## Records supplied
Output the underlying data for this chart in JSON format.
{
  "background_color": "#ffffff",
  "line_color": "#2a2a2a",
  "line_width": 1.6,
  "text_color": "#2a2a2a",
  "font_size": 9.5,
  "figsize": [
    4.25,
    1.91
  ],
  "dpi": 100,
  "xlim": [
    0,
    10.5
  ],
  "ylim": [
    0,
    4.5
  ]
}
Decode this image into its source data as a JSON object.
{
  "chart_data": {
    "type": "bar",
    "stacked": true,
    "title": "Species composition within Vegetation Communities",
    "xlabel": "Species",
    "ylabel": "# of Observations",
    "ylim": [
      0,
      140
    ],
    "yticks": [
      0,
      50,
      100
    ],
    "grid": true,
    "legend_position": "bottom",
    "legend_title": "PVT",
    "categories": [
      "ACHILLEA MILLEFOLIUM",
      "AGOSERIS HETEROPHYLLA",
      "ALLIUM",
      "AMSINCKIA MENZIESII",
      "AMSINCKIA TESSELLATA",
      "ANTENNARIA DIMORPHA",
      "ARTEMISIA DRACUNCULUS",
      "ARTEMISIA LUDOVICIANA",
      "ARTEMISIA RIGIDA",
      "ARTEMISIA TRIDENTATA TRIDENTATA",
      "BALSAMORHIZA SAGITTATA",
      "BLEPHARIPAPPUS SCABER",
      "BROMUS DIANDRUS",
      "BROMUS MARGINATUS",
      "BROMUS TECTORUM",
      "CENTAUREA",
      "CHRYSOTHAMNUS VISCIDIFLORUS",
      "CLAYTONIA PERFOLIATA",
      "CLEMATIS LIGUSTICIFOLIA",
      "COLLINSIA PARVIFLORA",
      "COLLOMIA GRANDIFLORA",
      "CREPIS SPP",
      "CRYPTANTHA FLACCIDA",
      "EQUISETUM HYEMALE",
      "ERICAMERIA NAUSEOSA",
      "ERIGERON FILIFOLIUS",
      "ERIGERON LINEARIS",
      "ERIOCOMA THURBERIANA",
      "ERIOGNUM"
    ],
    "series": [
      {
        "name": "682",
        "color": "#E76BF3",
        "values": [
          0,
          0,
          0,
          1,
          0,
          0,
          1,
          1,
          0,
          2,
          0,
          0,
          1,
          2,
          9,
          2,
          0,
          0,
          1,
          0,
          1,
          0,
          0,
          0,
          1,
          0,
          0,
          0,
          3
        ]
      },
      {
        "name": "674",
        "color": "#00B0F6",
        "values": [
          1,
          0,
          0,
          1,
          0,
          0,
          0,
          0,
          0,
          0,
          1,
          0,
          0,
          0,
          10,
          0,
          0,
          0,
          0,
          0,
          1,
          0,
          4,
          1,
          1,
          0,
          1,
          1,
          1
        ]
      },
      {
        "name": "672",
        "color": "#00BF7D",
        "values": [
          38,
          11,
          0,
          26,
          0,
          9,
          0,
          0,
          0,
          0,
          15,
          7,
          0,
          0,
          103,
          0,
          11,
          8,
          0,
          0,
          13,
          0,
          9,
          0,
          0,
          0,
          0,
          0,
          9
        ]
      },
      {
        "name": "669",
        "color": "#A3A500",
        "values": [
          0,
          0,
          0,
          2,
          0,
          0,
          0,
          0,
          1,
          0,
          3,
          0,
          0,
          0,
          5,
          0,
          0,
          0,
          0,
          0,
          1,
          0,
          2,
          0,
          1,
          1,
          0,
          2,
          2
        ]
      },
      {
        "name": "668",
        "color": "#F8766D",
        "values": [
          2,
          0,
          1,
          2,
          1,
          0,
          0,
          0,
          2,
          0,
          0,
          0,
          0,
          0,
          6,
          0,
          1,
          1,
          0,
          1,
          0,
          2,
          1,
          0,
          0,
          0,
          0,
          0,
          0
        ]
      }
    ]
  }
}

## Aim
Output every entry shown above, exactly.

## Written reply
Output the underlying data for this chart in JSON format.
{
  "background_color": "#ffffff",
  "line_color": "#2a2a2a",
  "line_width": 1.6,
  "text_color": "#2a2a2a",
  "font_size": 9.5,
  "figsize": [
    4.25,
    1.91
  ],
  "dpi": 100,
  "xlim": [
    0,
    10.5
  ],
  "ylim": [
    0,
    4.5
  ]
}
Decode this image into its source data as a JSON object.
{
  "chart_data": {
    "type": "bar",
    "stacked": true,
    "title": "Species composition within Vegetation Communities",
    "xlabel": "Species",
    "ylabel": "# of Observations",
    "ylim": [
      0,
      140
    ],
    "yticks": [
      0,
      50,
      100
    ],
    "grid": true,
    "legend_position": "bottom",
    "legend_title": "PVT",
    "categories": [
      "ACHILLEA MILLEFOLIUM",
      "AGOSERIS HETEROPHYLLA",
      "ALLIUM",
      "AMSINCKIA MENZIESII",
      "AMSINCKIA TESSELLATA",
      "ANTENNARIA DIMORPHA",
      "ARTEMISIA DRACUNCULUS",
      "ARTEMISIA LUDOVICIANA",
      "ARTEMISIA RIGIDA",
      "ARTEMISIA TRIDENTATA TRIDENTATA",
      "BALSAMORHIZA SAGITTATA",
      "BLEPHARIPAPPUS SCABER",
      "BROMUS DIANDRUS",
      "BROMUS MARGINATUS",
      "BROMUS TECTORUM",
      "CENTAUREA",
      "CHRYSOTHAMNUS VISCIDIFLORUS",
      "CLAYTONIA PERFOLIATA",
      "CLEMATIS LIGUSTICIFOLIA",
      "COLLINSIA PARVIFLORA",
      "COLLOMIA GRANDIFLORA",
      "CREPIS SPP",
      "CRYPTANTHA FLACCIDA",
      "EQUISETUM HYEMALE",
      "ERICAMERIA NAUSEOSA",
      "ERIGERON FILIFOLIUS",
      "ERIGERON LINEARIS",
      "ERIOCOMA THURBERIANA",
      "ERIOGNUM"
    ],
    "series": [
      {
        "name": "682",
        "color": "#E76BF3",
        "values": [
          0,
          0,
          0,
          1,
          0,
          0,
          1,
          1,
          0,
          2,
          0,
          0,
          1,
          2,
          9,
          2,
          0,
          0,
          1,
          0,
          1,
          0,
          0,
          0,
          1,
          0,
          0,
          0,
          3
        ]
      },
      {
        "name": "674",
        "color": "#00B0F6",
        "values": [
          1,
          0,
          0,
          1,
          0,
          0,
          0,
          0,
          0,
          0,
          1,
          0,
          0,
          0,
          10,
          0,
          0,
          0,
          0,
          0,
          1,
          0,
          4,
          1,
          1,
          0,
          1,
          1,
          1
        ]
      },
      {
        "name": "672",
        "color": "#00BF7D",
        "values": [
          38,
          11,
          0,
          26,
          0,
          9,
          0,
          0,
          0,
          0,
          15,
          7,
          0,
          0,
          103,
          0,
          11,
          8,
          0,
          0,
          13,
          0,
          9,
          0,
          0,
          0,
          0,
          0,
          9
        ]
      },
      {
        "name": "669",
        "color": "#A3A500",
        "values": [
          0,
          0,
          0,
          2,
          0,
          0,
          0,
          0,
          1,
          0,
          3,
          0,
          0,
          0,
          5,
          0,
          0,
          0,
          0,
          0,
          1,
          0,
          2,
          0,
          1,
          1,
          0,
          2,
          2
        ]
      },
      {
        "name": "668",
        "color": "#F8766D",
        "values": [
          2,
          0,
          1,
          2,
          1,
          0,
          0,
          0,
          2,
          0,
          0,
          0,
          0,
          0,
          6,
          0,
          1,
          1,
          0,
          1,
          0,
          2,
          1,
          0,
          0,
          0,
          0,
          0,
          0
        ]
      }
    ]
  }
}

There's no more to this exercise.